SET PROBLEM:
Quote every entry word for word.

SOURCE MATERIAL:

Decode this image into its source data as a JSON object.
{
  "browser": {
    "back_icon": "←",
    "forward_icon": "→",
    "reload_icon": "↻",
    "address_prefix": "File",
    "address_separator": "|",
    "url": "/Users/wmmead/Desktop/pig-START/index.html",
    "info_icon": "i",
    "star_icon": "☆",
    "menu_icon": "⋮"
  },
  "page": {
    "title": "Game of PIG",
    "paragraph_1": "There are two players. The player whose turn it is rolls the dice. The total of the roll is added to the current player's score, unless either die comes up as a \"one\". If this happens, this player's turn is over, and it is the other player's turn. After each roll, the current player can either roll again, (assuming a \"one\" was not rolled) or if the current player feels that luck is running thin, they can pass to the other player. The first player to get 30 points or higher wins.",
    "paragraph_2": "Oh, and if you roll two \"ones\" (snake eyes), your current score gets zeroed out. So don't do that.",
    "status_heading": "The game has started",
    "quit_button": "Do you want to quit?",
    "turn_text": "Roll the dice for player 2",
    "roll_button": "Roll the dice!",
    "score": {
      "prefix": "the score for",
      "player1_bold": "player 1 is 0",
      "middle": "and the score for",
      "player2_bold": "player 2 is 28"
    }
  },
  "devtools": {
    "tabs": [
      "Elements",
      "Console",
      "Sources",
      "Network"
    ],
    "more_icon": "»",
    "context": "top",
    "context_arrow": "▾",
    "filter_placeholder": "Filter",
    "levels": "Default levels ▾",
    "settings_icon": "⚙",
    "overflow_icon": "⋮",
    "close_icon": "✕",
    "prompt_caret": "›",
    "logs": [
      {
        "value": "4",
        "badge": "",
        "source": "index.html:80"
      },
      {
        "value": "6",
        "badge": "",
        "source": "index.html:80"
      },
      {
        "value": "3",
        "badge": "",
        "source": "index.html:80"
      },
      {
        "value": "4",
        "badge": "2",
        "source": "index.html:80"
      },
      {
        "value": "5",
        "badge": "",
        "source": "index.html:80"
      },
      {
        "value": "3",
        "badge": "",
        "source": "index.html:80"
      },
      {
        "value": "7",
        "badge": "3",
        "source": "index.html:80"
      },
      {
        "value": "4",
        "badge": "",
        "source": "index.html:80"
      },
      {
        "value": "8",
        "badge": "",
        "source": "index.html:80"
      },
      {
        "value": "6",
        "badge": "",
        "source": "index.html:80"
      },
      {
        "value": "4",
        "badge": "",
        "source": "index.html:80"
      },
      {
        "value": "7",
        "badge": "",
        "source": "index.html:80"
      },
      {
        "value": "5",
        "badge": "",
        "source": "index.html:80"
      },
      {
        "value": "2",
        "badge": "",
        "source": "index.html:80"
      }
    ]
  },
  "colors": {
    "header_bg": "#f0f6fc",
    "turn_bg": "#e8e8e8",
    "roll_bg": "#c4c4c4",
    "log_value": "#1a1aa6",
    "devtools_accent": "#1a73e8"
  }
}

OUTPUT FOR THIS TASK:
Decode this image into its source data as a JSON object.
{
  "browser": {
    "back_icon": "←",
    "forward_icon": "→",
    "reload_icon": "↻",
    "address_prefix": "File",
    "address_separator": "|",
    "url": "/Users/wmmead/Desktop/pig-START/index.html",
    "info_icon": "i",
    "star_icon": "☆",
    "menu_icon": "⋮"
  },
  "page": {
    "title": "Game of PIG",
    "paragraph_1": "There are two players. The player whose turn it is rolls the dice. The total of the roll is added to the current player's score, unless either die comes up as a \"one\". If this happens, this player's turn is over, and it is the other player's turn. After each roll, the current player can either roll again, (assuming a \"one\" was not rolled) or if the current player feels that luck is running thin, they can pass to the other player. The first player to get 30 points or higher wins.",
    "paragraph_2": "Oh, and if you roll two \"ones\" (snake eyes), your current score gets zeroed out. So don't do that.",
    "status_heading": "The game has started",
    "quit_button": "Do you want to quit?",
    "turn_text": "Roll the dice for player 2",
    "roll_button": "Roll the dice!",
    "score": {
      "prefix": "the score for",
      "player1_bold": "player 1 is 0",
      "middle": "and the score for",
      "player2_bold": "player 2 is 28"
    }
  },
  "devtools": {
    "tabs": [
      "Elements",
      "Console",
      "Sources",
      "Network"
    ],
    "more_icon": "»",
    "context": "top",
    "context_arrow": "▾",
    "filter_placeholder": "Filter",
    "levels": "Default levels ▾",
    "settings_icon": "⚙",
    "overflow_icon": "⋮",
    "close_icon": "✕",
    "prompt_caret": "›",
    "logs": [
      {
        "value": "4",
        "badge": "",
        "source": "index.html:80"
      },
      {
        "value": "6",
        "badge": "",
        "source": "index.html:80"
      },
      {
        "value": "3",
        "badge": "",
        "source": "index.html:80"
      },
      {
        "value": "4",
        "badge": "2",
        "source": "index.html:80"
      },
      {
        "value": "5",
        "badge": "",
        "source": "index.html:80"
      },
      {
        "value": "3",
        "badge": "",
        "source": "index.html:80"
      },
      {
        "value": "7",
        "badge": "3",
        "source": "index.html:80"
      },
      {
        "value": "4",
        "badge": "",
        "source": "index.html:80"
      },
      {
        "value": "8",
        "badge": "",
        "source": "index.html:80"
      },
      {
        "value": "6",
        "badge": "",
        "source": "index.html:80"
      },
      {
        "value": "4",
        "badge": "",
        "source": "index.html:80"
      },
      {
        "value": "7",
        "badge": "",
        "source": "index.html:80"
      },
      {
        "value": "5",
        "badge": "",
        "source": "index.html:80"
      },
      {
        "value": "2",
        "badge": "",
        "source": "index.html:80"
      }
    ]
  },
  "colors": {
    "header_bg": "#f0f6fc",
    "turn_bg": "#e8e8e8",
    "roll_bg": "#c4c4c4",
    "log_value": "#1a1aa6",
    "devtools_accent": "#1a73e8"
  }
}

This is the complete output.